What the task requires:
Arrange the listing as a numbered list with blank lines omitted, covering only the part that opens with the first line of the listing and closes with the line containing "series-s2-point (1626, 341, 1639, 354)".

Element and region data
## start

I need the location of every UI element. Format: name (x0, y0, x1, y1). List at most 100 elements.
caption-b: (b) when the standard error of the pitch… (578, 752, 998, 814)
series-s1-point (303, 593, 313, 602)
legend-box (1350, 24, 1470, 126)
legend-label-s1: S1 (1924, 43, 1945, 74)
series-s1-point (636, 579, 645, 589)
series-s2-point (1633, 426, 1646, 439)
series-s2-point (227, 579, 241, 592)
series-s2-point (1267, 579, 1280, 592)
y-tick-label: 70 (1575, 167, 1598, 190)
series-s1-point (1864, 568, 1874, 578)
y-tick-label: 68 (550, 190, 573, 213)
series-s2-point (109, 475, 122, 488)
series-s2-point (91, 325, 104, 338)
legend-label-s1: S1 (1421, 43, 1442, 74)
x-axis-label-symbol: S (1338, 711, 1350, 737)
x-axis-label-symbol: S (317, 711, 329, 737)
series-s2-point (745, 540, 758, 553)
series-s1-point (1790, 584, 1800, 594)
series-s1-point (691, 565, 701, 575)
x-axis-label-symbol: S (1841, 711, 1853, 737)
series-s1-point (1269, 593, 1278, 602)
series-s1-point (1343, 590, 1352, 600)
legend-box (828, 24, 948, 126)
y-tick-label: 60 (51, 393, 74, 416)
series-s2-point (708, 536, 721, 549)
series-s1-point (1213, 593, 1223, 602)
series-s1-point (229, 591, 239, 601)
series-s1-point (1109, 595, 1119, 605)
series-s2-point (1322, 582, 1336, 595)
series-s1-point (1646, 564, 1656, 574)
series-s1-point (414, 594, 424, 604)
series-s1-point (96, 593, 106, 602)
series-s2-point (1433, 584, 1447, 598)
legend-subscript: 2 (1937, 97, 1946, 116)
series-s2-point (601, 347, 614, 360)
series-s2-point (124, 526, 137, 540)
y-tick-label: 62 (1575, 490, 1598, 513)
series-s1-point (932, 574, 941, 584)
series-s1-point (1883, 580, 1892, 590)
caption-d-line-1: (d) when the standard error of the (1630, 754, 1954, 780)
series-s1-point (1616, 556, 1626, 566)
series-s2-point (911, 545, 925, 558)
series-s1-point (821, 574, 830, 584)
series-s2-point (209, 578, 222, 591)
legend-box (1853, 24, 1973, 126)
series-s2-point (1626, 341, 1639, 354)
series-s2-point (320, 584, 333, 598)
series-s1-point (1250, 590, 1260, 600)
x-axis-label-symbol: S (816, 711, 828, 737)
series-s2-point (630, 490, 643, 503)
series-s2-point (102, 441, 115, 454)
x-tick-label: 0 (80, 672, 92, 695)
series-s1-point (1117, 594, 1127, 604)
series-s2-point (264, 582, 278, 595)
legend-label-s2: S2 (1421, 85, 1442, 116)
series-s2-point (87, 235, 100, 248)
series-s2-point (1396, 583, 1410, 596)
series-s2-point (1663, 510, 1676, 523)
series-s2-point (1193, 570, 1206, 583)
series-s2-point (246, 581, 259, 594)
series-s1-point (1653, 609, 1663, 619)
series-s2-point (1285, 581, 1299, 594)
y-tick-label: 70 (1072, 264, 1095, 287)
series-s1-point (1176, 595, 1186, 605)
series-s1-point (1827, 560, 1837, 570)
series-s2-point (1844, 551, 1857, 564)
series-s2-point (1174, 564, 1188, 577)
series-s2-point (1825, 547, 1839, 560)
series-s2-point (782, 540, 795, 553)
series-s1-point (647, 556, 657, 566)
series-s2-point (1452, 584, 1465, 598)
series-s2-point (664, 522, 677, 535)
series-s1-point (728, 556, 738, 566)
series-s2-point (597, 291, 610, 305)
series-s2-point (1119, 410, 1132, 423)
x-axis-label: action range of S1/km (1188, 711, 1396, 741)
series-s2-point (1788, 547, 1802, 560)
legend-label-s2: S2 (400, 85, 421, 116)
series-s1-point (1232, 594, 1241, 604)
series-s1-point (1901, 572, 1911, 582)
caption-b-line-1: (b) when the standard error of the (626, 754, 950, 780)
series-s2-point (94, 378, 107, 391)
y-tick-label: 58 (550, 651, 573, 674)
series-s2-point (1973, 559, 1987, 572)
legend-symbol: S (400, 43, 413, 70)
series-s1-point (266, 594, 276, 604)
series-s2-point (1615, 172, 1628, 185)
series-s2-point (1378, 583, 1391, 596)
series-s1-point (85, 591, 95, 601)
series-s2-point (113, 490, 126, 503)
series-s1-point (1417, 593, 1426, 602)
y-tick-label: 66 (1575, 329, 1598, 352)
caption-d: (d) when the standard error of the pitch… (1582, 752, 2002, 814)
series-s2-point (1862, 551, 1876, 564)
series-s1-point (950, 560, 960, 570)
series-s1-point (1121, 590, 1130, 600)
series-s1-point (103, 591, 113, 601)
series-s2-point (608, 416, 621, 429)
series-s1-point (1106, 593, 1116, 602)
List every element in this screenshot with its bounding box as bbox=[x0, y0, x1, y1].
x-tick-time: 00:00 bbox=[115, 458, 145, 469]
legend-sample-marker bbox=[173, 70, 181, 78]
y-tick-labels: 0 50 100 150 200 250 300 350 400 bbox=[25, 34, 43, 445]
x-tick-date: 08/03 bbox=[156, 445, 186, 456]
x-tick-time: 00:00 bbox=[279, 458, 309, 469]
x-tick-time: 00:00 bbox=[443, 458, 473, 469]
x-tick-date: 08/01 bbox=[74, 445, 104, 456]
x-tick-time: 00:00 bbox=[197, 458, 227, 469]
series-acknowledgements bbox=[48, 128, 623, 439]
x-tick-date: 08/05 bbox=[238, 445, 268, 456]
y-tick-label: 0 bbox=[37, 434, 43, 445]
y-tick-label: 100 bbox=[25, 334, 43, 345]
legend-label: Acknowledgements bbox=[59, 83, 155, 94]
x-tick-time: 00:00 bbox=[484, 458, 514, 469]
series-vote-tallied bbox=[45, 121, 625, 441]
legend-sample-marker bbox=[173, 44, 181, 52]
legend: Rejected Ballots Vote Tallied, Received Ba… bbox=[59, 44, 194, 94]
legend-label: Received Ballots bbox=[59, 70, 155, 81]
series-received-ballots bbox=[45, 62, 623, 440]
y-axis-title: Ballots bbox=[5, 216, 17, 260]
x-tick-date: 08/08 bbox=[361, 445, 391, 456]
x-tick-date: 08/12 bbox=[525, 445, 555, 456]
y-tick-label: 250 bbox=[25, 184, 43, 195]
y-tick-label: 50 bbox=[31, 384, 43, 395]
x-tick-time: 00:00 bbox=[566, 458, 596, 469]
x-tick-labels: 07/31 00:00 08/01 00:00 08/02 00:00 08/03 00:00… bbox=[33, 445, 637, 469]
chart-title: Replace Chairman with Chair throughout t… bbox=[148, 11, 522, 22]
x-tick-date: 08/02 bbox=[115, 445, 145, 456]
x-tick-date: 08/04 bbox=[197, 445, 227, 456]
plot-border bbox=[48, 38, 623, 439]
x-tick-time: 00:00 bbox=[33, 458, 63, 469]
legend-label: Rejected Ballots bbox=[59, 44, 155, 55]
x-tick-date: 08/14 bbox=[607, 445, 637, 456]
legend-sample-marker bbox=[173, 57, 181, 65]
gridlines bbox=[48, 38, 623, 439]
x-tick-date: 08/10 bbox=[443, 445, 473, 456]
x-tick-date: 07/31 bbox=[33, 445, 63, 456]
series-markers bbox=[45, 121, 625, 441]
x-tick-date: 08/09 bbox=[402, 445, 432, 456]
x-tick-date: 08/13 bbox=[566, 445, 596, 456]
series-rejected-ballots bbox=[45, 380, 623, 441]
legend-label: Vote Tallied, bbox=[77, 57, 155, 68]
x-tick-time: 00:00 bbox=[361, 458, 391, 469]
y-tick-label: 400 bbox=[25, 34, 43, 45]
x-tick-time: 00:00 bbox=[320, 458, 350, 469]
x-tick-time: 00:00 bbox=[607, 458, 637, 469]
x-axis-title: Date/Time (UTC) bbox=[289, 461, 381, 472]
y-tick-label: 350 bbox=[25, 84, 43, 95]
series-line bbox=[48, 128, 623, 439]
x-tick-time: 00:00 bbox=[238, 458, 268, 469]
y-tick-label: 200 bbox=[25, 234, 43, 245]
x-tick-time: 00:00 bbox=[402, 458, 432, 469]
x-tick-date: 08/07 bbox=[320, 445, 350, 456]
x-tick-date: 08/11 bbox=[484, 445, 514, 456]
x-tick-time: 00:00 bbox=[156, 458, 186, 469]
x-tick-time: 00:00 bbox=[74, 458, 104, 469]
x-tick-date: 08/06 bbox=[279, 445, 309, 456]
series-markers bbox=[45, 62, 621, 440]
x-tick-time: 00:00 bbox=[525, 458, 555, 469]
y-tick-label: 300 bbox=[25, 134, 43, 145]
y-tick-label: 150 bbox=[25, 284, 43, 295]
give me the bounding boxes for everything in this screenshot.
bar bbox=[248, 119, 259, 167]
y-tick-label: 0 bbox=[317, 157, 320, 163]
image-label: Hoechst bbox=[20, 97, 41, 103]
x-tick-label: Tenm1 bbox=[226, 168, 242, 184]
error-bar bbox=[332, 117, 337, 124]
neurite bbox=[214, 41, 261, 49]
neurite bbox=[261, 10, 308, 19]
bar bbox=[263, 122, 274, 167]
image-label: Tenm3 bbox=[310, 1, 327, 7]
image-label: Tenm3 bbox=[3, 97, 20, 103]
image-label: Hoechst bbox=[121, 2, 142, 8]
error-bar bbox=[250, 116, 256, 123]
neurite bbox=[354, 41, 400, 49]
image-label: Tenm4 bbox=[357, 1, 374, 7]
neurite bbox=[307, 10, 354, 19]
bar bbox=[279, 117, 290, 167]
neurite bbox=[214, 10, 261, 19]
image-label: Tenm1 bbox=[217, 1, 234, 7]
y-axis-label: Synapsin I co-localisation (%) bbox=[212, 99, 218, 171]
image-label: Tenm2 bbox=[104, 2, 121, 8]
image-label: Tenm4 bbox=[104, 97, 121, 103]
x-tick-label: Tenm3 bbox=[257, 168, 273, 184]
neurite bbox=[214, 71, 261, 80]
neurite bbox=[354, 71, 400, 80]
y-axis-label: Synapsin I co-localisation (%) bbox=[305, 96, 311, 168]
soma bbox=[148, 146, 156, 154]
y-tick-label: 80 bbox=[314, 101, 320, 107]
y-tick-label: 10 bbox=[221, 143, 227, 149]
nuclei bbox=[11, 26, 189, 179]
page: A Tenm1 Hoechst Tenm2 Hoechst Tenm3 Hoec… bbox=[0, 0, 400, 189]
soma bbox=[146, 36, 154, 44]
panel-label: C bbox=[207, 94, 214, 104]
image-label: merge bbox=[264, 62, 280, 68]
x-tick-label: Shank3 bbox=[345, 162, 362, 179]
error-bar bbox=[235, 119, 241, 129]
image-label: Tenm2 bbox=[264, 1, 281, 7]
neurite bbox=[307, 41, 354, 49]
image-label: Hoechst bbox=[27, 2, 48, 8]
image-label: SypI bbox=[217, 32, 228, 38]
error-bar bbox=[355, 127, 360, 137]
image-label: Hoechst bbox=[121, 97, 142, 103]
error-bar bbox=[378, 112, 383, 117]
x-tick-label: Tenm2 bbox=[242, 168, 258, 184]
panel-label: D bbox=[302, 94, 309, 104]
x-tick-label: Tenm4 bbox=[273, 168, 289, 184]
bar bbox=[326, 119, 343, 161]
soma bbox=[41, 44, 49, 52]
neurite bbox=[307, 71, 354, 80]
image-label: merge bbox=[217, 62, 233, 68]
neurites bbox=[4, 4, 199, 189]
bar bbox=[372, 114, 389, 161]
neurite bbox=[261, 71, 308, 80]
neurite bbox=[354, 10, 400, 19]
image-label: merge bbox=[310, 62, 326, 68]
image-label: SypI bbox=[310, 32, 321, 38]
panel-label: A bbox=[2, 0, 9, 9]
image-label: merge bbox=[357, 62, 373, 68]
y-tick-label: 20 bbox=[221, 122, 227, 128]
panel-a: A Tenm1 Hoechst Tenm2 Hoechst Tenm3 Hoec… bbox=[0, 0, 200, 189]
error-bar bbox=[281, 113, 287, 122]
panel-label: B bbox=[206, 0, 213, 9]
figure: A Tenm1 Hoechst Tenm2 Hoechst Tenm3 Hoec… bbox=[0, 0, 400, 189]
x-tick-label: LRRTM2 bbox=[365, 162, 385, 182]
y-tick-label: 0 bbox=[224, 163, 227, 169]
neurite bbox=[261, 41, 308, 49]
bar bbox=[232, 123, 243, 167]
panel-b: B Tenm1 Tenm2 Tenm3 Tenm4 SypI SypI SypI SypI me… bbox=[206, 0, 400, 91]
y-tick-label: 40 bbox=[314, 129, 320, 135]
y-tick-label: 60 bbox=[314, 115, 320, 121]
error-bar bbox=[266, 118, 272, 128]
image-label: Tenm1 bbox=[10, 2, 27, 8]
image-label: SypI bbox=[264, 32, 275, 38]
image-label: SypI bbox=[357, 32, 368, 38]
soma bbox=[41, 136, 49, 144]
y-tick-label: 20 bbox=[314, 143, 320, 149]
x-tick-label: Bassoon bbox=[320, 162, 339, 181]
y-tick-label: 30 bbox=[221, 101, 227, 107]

## end

Exercise response:
1. I need the location of every UI element. Format: name (x0, y0, x1, y1). List at most 100 elements.
2. caption-b: (b) when the standard error of the pitch… (578, 752, 998, 814)
3. series-s1-point (303, 593, 313, 602)
4. legend-box (1350, 24, 1470, 126)
5. legend-label-s1: S1 (1924, 43, 1945, 74)
6. series-s1-point (636, 579, 645, 589)
7. series-s2-point (1633, 426, 1646, 439)
8. series-s2-point (227, 579, 241, 592)
9. series-s2-point (1267, 579, 1280, 592)
10. y-tick-label: 70 (1575, 167, 1598, 190)
11. series-s1-point (1864, 568, 1874, 578)
12. y-tick-label: 68 (550, 190, 573, 213)
13. series-s2-point (109, 475, 122, 488)
14. series-s2-point (91, 325, 104, 338)
15. legend-label-s1: S1 (1421, 43, 1442, 74)
16. x-axis-label-symbol: S (1338, 711, 1350, 737)
17. x-axis-label-symbol: S (317, 711, 329, 737)
18. series-s2-point (745, 540, 758, 553)
19. series-s1-point (1790, 584, 1800, 594)
20. series-s1-point (691, 565, 701, 575)
21. x-axis-label-symbol: S (1841, 711, 1853, 737)
22. series-s1-point (1269, 593, 1278, 602)
23. series-s1-point (1343, 590, 1352, 600)
24. legend-box (828, 24, 948, 126)
25. y-tick-label: 60 (51, 393, 74, 416)
26. series-s2-point (708, 536, 721, 549)
27. series-s1-point (1213, 593, 1223, 602)
28. series-s1-point (229, 591, 239, 601)
29. series-s1-point (1109, 595, 1119, 605)
30. series-s2-point (1322, 582, 1336, 595)
31. series-s1-point (1646, 564, 1656, 574)
32. series-s1-point (414, 594, 424, 604)
33. series-s1-point (96, 593, 106, 602)
34. series-s2-point (1433, 584, 1447, 598)
35. legend-subscript: 2 (1937, 97, 1946, 116)
36. series-s2-point (601, 347, 614, 360)
37. series-s2-point (124, 526, 137, 540)
38. y-tick-label: 62 (1575, 490, 1598, 513)
39. series-s1-point (932, 574, 941, 584)
40. series-s1-point (1883, 580, 1892, 590)
41. caption-d-line-1: (d) when the standard error of the (1630, 754, 1954, 780)
42. series-s1-point (1616, 556, 1626, 566)
43. series-s2-point (911, 545, 925, 558)
44. series-s1-point (821, 574, 830, 584)
45. series-s2-point (209, 578, 222, 591)
46. legend-box (1853, 24, 1973, 126)
47. series-s2-point (1626, 341, 1639, 354)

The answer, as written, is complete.